◆ Tarea asignada
Prolonga el fragmento sobre la despedida profesional del padre a partir de su última oración.

◆ Fragmento dado
^^^^^^^^^^^^^^^^
Como cuando fui consciente de los premios internacionales que le han dado a Mi Padre por sus investigaciones en el terreno de la diálisis. Yo los sé porque me lo ha contado Mi Madre. Él nunca lo anunciaría. A él le parece que lo que hacía es lo que había que hacer, sin más. Encogida de hombros, media sonrisa bajo el bigote, ojos tibios, y a otra cosa, que hay mucho que hacer.

A Mi Padre le cuesta expresar sentimientos, es un hombre de la razón, pero sabe cuidar a sus amigos durante toda una vida, educar a sus hijos, amar a su mujer y estar ahí cuando se le necesite. El sentido común por bandera, la calma y la sensatez como forma de vida, el respeto como único modo de comportarse en el mundo, el sentido del deber como oxígeno, el saber estar como constante. Así que cuando me dice que hoy está ambivalente, que por un lado siempre es una alegría cumplir años y verse reconocido como se ha visto hoy en la atiborrada sala donde se despedía, pero que por otro le da tristeza, le acongoja cerrar esta etapa de más de cuatro décadas, yo he sentido el mundo moverse bajo mis pies. Hoy mi mundo no giraba alrededor del sol, Galileo, lo siento. Hoy mi mundo se movía despacio en torno a Mi Padre. El hombre que me lo ha dado todo y del que lo he aprendido todo, incluso las cosas que no acato. A Mi Padre se le admira por lo que hace, no por lo que dice. Y no le gusta, por supuesto. Él no siembra admiración, él solo hace lo que le corresponde y lo hace de la mejor manera que sabe. Ya sea ser padre, marido, médico, cuñado, tío, abuelo reciente. Sea el epíteto que sea, Mi Padre busca la excelencia, no por acumular méritos, sino, simplemente, porque no sabe hacerlo de otra manera.
^^^^^^^^^^^^^^^^
◆ Ítems proporcionados
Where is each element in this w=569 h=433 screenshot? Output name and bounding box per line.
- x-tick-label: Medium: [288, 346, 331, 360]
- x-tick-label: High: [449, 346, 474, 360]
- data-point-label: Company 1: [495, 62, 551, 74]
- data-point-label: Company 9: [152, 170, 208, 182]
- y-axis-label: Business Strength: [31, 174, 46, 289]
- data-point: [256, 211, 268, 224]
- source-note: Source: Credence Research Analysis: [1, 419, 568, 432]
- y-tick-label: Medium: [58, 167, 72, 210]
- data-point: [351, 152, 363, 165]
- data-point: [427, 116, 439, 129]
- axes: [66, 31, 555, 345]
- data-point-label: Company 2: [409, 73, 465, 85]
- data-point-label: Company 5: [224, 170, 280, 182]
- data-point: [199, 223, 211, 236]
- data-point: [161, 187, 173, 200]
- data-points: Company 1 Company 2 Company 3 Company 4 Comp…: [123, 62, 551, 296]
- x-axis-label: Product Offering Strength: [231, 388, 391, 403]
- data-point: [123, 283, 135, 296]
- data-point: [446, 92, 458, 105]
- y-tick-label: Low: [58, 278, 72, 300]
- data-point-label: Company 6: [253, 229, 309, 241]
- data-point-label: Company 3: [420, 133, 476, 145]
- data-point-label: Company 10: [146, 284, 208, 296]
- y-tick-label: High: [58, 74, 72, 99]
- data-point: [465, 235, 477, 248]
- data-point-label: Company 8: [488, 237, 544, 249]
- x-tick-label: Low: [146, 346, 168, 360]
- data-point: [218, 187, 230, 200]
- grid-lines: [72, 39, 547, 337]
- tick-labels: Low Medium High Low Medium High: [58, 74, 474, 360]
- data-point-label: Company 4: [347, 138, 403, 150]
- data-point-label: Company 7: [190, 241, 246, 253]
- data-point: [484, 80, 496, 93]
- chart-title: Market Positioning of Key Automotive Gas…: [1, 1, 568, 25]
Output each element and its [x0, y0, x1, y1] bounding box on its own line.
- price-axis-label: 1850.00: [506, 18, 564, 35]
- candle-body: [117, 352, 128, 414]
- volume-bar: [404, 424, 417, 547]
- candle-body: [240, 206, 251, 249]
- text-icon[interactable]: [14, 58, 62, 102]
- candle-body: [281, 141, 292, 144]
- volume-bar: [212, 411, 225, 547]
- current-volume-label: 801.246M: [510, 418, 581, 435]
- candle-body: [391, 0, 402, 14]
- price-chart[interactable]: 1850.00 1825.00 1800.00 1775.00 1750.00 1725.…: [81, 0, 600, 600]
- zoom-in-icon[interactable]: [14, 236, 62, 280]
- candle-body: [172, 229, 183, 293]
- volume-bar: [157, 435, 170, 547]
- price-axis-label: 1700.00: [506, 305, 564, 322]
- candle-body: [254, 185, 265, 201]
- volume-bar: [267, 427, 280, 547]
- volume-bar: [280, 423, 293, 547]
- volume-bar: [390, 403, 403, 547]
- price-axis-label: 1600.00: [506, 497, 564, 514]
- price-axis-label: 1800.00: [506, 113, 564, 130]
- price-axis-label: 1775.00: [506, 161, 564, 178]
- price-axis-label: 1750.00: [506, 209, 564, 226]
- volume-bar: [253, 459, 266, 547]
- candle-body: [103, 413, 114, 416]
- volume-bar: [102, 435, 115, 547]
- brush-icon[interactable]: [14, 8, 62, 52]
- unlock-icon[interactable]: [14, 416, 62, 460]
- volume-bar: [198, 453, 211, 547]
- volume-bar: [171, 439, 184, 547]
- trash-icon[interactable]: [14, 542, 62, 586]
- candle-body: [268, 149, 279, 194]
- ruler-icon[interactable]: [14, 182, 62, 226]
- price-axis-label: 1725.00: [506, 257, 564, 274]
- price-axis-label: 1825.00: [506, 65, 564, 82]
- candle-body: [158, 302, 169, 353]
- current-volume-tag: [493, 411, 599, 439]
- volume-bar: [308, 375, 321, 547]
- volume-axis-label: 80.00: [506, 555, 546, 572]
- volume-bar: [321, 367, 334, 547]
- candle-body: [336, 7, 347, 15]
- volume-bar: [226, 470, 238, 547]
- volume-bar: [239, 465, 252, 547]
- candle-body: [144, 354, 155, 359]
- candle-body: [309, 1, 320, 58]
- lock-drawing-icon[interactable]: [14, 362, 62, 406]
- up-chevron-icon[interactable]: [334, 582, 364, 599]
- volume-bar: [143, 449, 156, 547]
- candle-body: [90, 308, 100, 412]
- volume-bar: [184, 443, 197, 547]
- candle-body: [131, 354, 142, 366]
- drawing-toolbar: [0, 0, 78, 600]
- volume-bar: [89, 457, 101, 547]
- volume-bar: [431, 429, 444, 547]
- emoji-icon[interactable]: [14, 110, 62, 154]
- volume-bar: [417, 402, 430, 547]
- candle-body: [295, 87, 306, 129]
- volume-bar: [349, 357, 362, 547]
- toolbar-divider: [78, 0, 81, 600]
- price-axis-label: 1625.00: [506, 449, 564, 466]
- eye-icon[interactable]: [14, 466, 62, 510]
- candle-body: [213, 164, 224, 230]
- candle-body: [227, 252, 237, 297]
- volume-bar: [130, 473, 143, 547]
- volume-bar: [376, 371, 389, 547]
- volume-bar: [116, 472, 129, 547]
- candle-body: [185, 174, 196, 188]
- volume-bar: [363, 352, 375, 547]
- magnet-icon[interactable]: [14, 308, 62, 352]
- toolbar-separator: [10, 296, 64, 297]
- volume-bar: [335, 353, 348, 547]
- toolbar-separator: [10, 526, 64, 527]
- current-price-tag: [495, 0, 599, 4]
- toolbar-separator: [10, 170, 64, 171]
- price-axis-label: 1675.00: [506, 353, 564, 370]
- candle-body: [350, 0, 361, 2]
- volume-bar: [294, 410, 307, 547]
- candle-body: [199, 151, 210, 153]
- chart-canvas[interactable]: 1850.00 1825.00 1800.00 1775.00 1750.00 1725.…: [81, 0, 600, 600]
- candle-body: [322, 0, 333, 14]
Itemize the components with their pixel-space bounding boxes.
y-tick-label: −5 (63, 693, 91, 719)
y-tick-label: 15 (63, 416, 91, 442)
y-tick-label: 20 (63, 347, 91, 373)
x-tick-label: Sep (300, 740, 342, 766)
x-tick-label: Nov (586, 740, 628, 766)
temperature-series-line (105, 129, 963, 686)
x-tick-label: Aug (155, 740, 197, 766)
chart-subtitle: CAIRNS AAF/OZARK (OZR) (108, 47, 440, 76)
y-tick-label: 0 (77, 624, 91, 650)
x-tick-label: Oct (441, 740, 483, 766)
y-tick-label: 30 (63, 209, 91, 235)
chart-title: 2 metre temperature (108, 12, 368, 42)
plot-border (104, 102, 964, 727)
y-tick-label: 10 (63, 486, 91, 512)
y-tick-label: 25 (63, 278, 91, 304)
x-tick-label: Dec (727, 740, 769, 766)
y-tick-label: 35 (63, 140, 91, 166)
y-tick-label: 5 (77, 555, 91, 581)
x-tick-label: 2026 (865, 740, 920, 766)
^^^^^^^^^^^^^^^^
◆ Problema resuelto
Hoy le veo jugar con sus nietas como posiblemente no supo jugar nunca con sus hijos, porque, padre, si la vida es ir cerrando etapas, también es cierto que esto va de abrirlas a la vez. Al abrir la puerta de la segunda generación, en algo has cambiado, y eso es estar vivo. Supongo, y ya es mucho suponer, porque en realidad, claro, no tengo ni puta idea de qué es ser padre, que con nosotros te podía la responsabilidad, y con tus nietas solo te puede la tranquilidad de que de ti no depende su formación como personas. Tú estás ahí para ser feliz con ellas y que ellas quieran que les cuentes otra vez esa historia, que les enseñes otra vez a jugar al póker, que pierdas con ellas al parchís. Así que, sí, estás tan vivo como siempre, aunque ahora ya no vayas al hospital al amanecer, lo que te gusta madrugar, que yo es que no lo entiendo. Porque no nos parecemos, no pensamos igual, no aspiramos a lo mismo. Y saberlo (¿te acuerdas de aquella charla en la terraza de abajo, que tú recuerdas como una epifanía? Claro que te acuerdas), solo nos acerca más.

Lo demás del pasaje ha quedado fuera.